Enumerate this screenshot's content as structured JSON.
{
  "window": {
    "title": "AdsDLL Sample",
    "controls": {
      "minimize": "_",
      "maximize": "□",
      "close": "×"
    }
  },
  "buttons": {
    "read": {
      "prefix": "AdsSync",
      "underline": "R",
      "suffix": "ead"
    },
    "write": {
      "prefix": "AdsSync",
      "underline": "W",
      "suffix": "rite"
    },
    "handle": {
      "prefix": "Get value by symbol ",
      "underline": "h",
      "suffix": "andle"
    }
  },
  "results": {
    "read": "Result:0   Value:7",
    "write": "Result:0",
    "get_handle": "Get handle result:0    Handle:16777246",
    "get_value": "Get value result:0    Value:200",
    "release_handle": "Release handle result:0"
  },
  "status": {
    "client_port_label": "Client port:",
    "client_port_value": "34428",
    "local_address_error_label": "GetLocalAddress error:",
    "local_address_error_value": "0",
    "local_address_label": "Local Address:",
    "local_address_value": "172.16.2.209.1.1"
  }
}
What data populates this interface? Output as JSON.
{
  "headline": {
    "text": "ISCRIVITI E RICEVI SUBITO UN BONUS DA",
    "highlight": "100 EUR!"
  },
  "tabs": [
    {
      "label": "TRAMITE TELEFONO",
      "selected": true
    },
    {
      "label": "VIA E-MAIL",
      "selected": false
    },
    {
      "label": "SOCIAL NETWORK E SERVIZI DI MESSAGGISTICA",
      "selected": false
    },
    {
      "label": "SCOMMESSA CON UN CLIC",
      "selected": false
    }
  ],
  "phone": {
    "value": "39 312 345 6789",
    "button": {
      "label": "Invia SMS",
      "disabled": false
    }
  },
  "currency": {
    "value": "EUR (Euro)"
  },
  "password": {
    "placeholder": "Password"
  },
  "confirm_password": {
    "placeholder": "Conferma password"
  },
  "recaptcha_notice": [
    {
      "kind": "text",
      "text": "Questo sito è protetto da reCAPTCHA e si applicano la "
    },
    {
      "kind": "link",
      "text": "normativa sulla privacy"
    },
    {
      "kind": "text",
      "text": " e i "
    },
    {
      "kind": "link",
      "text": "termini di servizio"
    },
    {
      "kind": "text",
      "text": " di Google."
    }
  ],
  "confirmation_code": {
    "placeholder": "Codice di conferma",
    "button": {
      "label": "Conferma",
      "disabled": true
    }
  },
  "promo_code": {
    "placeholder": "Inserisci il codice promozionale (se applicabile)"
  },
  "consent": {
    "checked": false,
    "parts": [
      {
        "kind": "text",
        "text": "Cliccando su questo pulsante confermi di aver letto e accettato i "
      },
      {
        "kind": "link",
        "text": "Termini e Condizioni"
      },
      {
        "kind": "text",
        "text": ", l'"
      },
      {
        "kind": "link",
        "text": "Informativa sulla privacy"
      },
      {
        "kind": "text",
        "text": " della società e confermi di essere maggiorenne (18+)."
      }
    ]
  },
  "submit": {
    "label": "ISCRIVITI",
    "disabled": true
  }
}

——

Identify the lines that contain the string "ISCRIVITI", and copy every one of them.

    "text": "ISCRIVITI E RICEVI SUBITO UN BONUS DA",
    "label": "ISCRIVITI",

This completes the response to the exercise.